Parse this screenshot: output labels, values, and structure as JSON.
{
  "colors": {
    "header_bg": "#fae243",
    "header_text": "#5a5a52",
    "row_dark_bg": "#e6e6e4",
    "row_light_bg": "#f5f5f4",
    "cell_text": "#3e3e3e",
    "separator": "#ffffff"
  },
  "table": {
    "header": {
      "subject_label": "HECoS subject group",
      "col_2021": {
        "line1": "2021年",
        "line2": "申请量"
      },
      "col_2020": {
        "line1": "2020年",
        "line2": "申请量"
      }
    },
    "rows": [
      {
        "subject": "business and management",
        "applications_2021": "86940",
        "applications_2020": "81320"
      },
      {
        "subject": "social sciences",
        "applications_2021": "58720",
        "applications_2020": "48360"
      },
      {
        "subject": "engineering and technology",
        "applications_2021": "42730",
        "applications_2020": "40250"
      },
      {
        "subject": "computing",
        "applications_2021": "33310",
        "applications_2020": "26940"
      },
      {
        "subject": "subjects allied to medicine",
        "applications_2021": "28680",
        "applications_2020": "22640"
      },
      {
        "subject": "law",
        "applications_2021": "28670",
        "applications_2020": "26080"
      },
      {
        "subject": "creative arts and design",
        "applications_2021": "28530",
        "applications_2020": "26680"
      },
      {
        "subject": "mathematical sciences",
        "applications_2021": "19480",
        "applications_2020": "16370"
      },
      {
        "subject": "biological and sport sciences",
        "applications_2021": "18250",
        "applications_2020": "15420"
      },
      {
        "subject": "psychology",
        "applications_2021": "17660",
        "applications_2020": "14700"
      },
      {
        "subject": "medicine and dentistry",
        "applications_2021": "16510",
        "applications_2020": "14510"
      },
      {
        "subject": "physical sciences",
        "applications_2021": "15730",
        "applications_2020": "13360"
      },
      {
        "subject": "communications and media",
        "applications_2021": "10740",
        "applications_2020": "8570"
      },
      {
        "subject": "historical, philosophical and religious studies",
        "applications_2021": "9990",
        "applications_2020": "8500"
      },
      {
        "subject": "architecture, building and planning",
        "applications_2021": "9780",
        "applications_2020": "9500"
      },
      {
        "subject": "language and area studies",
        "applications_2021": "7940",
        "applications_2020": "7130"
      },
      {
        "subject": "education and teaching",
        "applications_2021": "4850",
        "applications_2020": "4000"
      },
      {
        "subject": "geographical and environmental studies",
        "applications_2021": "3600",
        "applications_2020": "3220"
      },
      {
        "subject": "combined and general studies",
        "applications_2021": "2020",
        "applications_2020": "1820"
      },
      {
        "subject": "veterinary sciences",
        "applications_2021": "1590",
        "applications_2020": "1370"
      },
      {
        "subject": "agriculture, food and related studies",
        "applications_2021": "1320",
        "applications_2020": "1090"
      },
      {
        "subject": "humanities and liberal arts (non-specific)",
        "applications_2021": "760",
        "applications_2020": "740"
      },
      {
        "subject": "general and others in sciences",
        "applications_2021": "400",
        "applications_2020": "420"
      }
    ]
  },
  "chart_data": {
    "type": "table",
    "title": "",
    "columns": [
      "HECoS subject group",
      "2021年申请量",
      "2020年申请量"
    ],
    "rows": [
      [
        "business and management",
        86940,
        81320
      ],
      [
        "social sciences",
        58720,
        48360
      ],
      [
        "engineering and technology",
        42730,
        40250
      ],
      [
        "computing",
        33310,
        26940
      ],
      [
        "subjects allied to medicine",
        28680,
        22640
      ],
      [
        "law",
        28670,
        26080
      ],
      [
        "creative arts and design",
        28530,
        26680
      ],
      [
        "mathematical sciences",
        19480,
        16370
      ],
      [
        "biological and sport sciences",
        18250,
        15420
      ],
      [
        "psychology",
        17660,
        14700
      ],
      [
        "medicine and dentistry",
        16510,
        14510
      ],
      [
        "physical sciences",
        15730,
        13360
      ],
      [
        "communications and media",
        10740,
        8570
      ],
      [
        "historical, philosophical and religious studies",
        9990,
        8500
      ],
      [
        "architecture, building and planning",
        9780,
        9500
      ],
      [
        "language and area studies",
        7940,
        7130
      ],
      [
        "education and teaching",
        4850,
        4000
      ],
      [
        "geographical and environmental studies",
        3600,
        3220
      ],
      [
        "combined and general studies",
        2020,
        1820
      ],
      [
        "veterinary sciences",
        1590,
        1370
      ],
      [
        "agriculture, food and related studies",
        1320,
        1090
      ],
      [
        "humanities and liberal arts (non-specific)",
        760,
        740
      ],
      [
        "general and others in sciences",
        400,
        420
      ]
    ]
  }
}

§ WRITTEN TASK: In the material above, find the lines that contain "area" and show them.

§ OUTPUT OF THE EXERCISE:
        "subject": "language and area studies",
        "language and area studies",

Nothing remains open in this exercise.